* EXERCISE DIRECTIONS *
Count how many lines of the material hold "Credit". Respond with that number alone.

* SOURCE DATA *
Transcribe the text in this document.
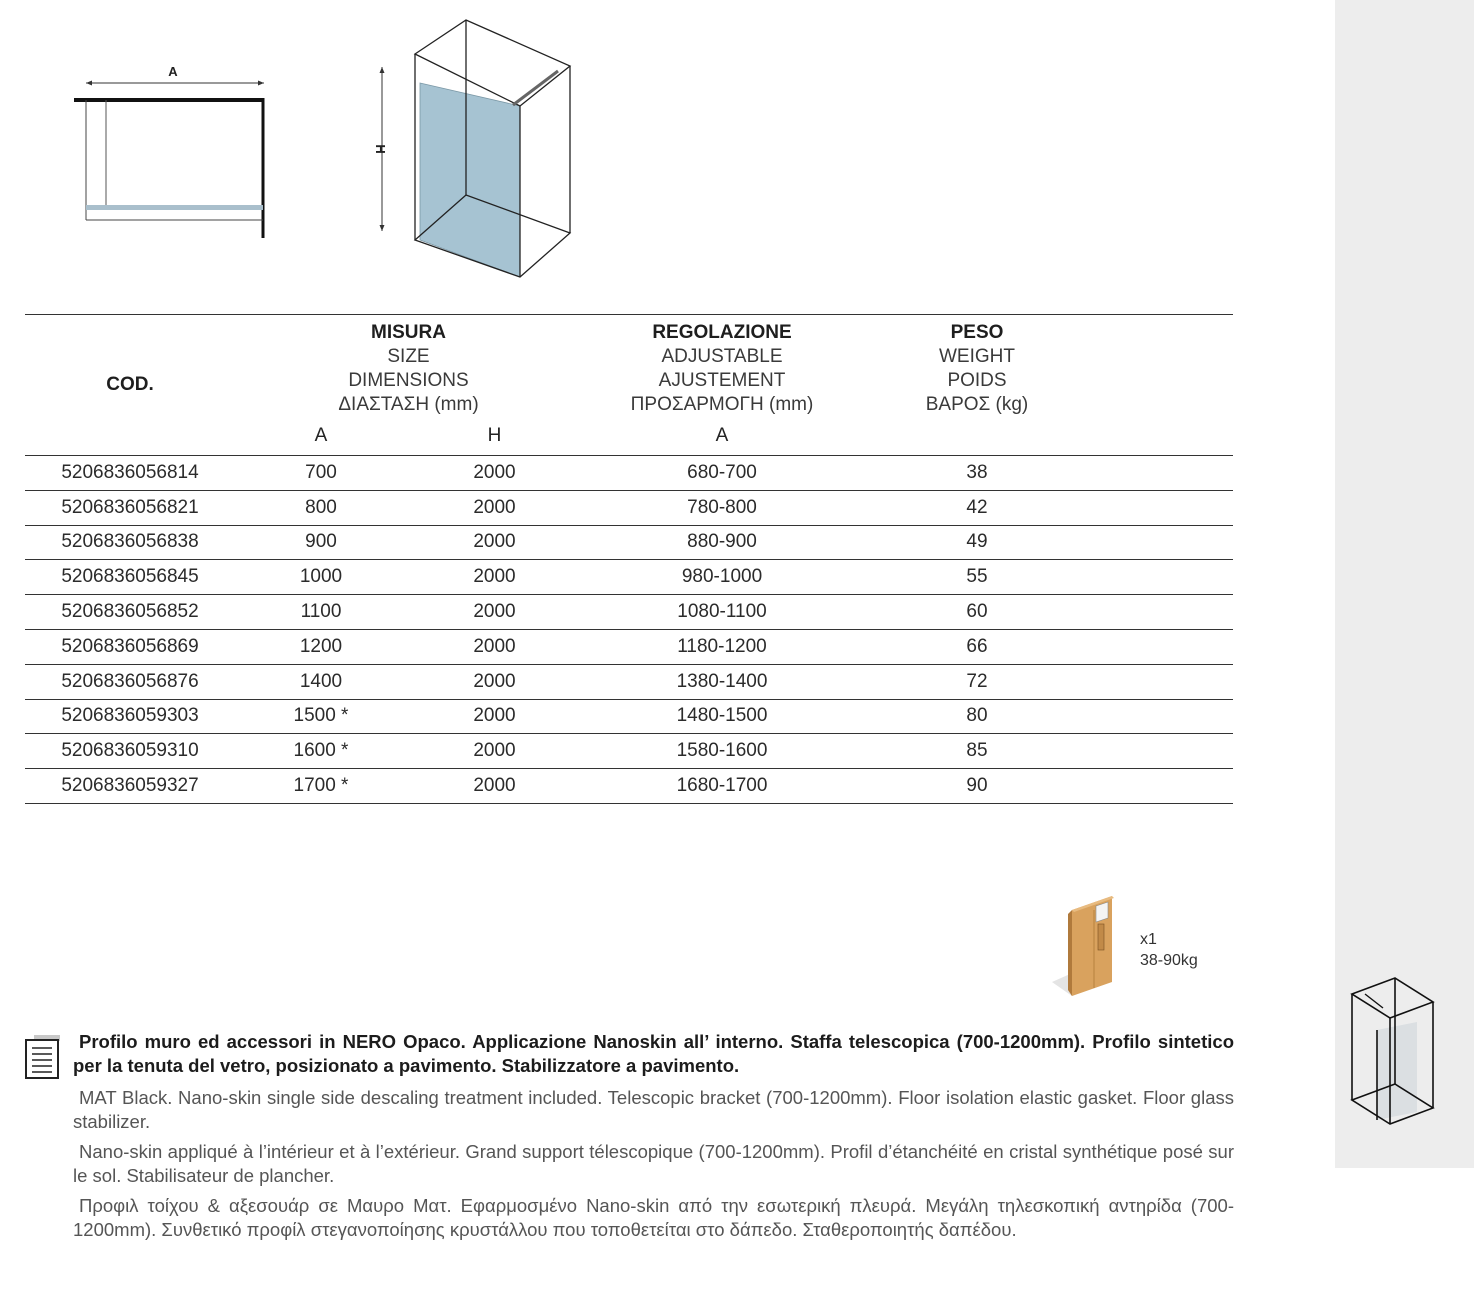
A
H
COD.	MISURA
SIZE
DIMENSIONS
ΔΙΑΣΤΑΣΗ (mm)		REGOLAZIONE
ADJUSTABLE
AJUSTEMENT
ΠΡΟΣΑΡΜΟΓΗ (mm)	PESO
WEIGHT
POIDS
ΒΑΡΟΣ (kg)	

	A	H	A		
5206836056814	700	2000	680-700	38	
5206836056821	800	2000	780-800	42	
5206836056838	900	2000	880-900	49	
5206836056845	1000	2000	980-1000	55	
5206836056852	1100	2000	1080-1100	60	
5206836056869	1200	2000	1180-1200	66	
5206836056876	1400	2000	1380-1400	72	
5206836059303	1500 *	2000	1480-1500	80	
5206836059310	1600 *	2000	1580-1600	85	
5206836059327	1700 *	2000	1680-1700	90	
x1
38-90kg

Profilo muro ed accessori in NERO Opaco. Applicazione Nanoskin all’ interno. Staffa telescopica (700-1200mm). Profilo sintetico per la tenuta del vetro, posizionato a pavimento. Stabilizzatore a pavimento.

MAT Black. Nano-skin single side descaling treatment included. Telescopic bracket (700-1200mm). Floor isolation elastic gasket. Floor glass stabilizer.

Nano-skin appliqué à l’intérieur et à l’extérieur. Grand support télescopique (700-1200mm). Profil d’étanchéité en cristal synthétique posé sur le sol. Stabilisateur de plancher.

Προφιλ τοίχου & αξεσουάρ σε Μαυρο Ματ. Εφαρμοσμένο Nano-skin από την εσωτερική πλευρά. Μεγάλη τηλεσκοπική αντηρίδα (700-1200mm). Συνθετικό προφίλ στεγανοποίησης κρυστάλλου που τοποθετείται στο δάπεδο. Σταθεροποιητής δαπέδου.
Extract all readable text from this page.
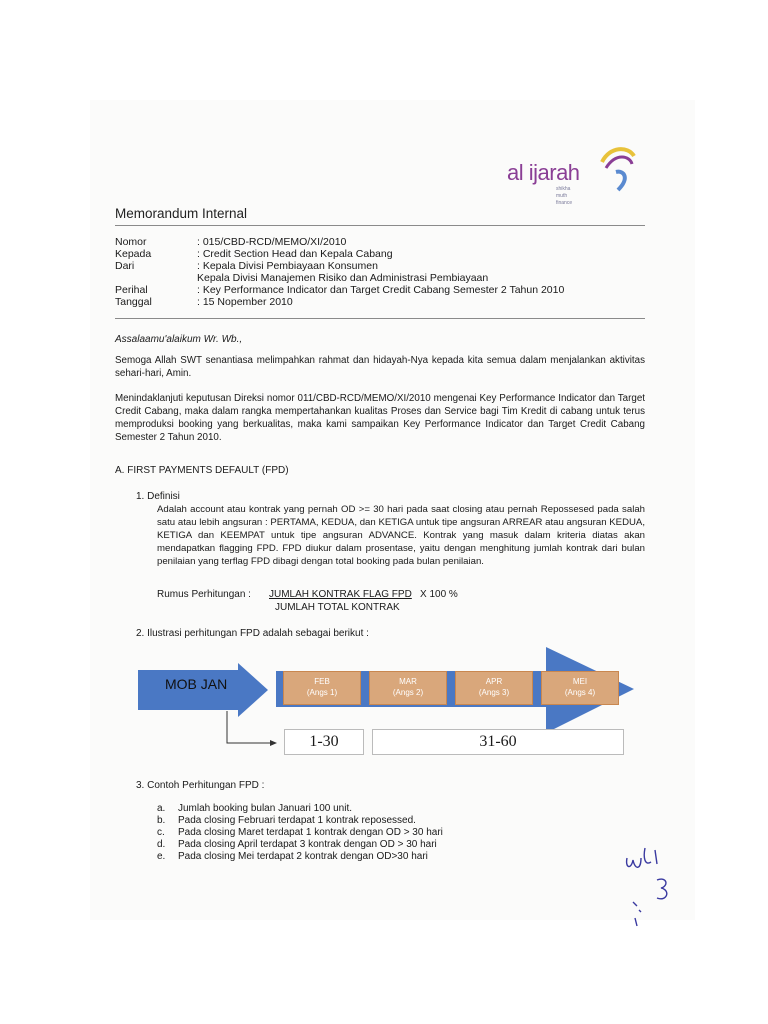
al ijarah
shikha
muth
finance
Memorandum Internal
Nomor	: 015/CBD-RCD/MEMO/XI/2010
Kepada	: Credit Section Head dan Kepala Cabang
Dari	: Kepala Divisi Pembiayaan Konsumen
Kepala Divisi Manajemen Risiko dan Administrasi Pembiayaan
Perihal	: Key Performance Indicator dan Target Credit Cabang Semester 2 Tahun 2010
Tanggal	: 15 Nopember 2010
Assalaamu'alaikum Wr. Wb.,
Semoga Allah SWT senantiasa melimpahkan rahmat dan hidayah-Nya kepada kita semua dalam menjalankan aktivitas sehari-hari, Amin.
Menindaklanjuti keputusan Direksi nomor 011/CBD-RCD/MEMO/XI/2010 mengenai Key Performance Indicator dan Target Credit Cabang, maka dalam rangka mempertahankan kualitas Proses dan Service bagi Tim Kredit di cabang untuk terus memproduksi booking yang berkualitas, maka kami sampaikan Key Performance Indicator dan Target Credit Cabang Semester 2 Tahun 2010.
A. FIRST PAYMENTS DEFAULT (FPD)
1. Definisi
Adalah account atau kontrak yang pernah OD >= 30 hari pada saat closing atau pernah Repossesed pada salah satu atau lebih angsuran : PERTAMA, KEDUA, dan KETIGA untuk tipe angsuran ARREAR atau angsuran KEDUA, KETIGA dan KEEMPAT untuk tipe angsuran ADVANCE. Kontrak yang masuk dalam kriteria diatas akan mendapatkan flagging FPD. FPD diukur dalam prosentase, yaitu dengan menghitung jumlah kontrak dari bulan penilaian yang terflag FPD dibagi dengan total booking pada bulan penilaian.
Rumus Perhitungan : JUMLAH KONTRAK FLAG FPD X 100 %
JUMLAH TOTAL KONTRAK
2. Ilustrasi perhitungan FPD adalah sebagai berikut :
MOB JAN	FEB
(Angs 1)
MAR
(Angs 2)
APR
(Angs 3)
MEI
(Angs 4)
1-30	31-60
3. Contoh Perhitungan FPD :
a. Jumlah booking bulan Januari 100 unit.
b. Pada closing Februari terdapat 1 kontrak reposessed.
c. Pada closing Maret terdapat 1 kontrak dengan OD > 30 hari
d. Pada closing April terdapat 3 kontrak dengan OD > 30 hari
e. Pada closing Mei terdapat 2 kontrak dengan OD>30 hari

* IN RESPONSE *
3